SUPPLIED DATA:
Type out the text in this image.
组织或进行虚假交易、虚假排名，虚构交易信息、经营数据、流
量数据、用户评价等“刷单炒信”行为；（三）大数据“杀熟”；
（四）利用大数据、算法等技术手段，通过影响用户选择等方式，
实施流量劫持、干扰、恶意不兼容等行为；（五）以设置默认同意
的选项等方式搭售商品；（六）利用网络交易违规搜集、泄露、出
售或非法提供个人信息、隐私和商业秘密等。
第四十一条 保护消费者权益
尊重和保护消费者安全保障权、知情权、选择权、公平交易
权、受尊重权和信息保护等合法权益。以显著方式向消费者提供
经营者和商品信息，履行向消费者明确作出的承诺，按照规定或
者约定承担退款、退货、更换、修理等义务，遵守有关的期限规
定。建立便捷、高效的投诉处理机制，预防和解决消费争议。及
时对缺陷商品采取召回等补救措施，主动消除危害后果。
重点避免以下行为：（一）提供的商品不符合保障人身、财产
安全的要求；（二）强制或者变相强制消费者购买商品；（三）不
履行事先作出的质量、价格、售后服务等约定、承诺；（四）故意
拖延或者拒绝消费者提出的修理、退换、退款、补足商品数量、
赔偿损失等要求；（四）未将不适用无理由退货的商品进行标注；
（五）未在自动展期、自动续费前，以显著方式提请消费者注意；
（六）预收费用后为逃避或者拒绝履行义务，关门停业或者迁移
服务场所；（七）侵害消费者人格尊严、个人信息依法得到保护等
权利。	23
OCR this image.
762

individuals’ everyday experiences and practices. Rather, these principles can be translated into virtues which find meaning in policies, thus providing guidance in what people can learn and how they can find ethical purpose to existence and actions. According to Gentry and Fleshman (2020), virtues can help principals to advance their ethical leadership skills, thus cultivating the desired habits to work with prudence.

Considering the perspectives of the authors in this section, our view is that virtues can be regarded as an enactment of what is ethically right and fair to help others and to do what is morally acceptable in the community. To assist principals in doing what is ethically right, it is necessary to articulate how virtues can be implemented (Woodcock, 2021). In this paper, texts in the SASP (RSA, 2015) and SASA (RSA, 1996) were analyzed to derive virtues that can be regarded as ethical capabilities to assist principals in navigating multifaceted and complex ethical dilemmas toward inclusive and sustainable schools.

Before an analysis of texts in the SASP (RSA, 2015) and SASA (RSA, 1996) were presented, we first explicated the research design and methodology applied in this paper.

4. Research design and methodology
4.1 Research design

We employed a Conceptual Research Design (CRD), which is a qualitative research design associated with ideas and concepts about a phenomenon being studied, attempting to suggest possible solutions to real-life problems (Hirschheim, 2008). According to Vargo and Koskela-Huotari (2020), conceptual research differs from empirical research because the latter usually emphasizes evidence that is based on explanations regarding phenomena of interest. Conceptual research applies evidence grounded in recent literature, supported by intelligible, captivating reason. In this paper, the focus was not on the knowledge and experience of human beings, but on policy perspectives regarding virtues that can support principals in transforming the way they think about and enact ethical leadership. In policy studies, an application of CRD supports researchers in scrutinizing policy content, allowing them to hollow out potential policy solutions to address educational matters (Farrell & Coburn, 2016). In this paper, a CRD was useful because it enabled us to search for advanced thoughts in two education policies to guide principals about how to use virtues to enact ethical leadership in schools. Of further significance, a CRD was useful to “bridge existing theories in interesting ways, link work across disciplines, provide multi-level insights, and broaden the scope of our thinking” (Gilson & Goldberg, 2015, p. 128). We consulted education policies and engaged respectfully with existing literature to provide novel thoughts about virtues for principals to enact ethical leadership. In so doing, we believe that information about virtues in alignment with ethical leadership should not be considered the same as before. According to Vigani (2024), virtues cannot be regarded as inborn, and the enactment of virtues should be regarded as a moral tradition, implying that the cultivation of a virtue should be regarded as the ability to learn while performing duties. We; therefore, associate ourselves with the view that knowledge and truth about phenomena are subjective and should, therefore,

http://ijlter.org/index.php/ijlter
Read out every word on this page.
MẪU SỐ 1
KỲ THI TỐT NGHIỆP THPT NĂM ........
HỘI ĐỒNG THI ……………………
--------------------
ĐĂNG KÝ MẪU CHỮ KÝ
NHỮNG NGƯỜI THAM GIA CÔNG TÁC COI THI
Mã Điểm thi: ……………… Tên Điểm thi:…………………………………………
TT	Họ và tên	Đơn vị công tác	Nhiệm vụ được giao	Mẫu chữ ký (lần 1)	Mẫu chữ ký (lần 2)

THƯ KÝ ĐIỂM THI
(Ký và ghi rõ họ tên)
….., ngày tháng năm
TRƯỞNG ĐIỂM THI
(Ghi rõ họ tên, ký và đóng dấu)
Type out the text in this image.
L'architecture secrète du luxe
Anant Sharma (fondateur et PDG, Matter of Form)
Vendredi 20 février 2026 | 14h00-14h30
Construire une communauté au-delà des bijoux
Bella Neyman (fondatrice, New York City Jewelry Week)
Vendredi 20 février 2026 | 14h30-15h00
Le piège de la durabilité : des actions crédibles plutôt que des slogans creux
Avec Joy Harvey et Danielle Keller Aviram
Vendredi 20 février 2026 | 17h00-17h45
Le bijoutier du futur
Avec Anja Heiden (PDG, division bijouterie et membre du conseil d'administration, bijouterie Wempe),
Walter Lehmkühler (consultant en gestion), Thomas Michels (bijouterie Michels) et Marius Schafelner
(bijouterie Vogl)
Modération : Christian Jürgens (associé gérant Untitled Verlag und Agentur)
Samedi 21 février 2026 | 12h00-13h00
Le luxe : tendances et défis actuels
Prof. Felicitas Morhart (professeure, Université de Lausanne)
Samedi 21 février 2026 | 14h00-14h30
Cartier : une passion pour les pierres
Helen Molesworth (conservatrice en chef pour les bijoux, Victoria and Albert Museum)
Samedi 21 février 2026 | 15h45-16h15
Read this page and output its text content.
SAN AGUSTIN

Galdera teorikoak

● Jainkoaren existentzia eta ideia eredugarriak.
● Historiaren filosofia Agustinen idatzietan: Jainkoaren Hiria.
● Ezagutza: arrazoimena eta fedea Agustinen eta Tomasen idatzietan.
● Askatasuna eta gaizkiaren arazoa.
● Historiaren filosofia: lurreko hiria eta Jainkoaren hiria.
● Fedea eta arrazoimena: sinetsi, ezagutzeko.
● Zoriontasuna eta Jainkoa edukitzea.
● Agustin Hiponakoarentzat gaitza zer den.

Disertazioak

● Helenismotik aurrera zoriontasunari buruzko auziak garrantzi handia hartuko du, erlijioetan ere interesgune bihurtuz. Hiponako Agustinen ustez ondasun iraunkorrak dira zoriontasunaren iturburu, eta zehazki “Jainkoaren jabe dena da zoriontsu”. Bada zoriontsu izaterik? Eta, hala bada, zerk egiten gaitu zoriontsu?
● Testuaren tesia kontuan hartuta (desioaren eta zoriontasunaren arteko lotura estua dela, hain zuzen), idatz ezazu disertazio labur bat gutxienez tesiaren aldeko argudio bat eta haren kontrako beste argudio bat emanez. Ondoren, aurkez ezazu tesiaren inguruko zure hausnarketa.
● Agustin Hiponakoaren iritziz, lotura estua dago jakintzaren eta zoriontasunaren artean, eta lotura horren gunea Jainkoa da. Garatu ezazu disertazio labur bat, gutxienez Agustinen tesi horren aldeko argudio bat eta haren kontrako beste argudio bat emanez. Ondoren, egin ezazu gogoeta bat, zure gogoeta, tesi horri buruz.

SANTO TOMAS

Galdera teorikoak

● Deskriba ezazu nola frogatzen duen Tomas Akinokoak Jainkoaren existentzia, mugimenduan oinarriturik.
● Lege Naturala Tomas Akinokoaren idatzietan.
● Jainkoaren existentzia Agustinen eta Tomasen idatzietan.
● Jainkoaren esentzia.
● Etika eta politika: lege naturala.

YOUR INSTRUCTIONS:
Identify the lines in the entries above that contain "bijoux", then copy them out.

SOLUTION FOR THIS PROBLEM:
Construire une communauté au-delà des bijoux
Helen Molesworth (conservatrice en chef pour les bijoux, Victoria and Albert Museum)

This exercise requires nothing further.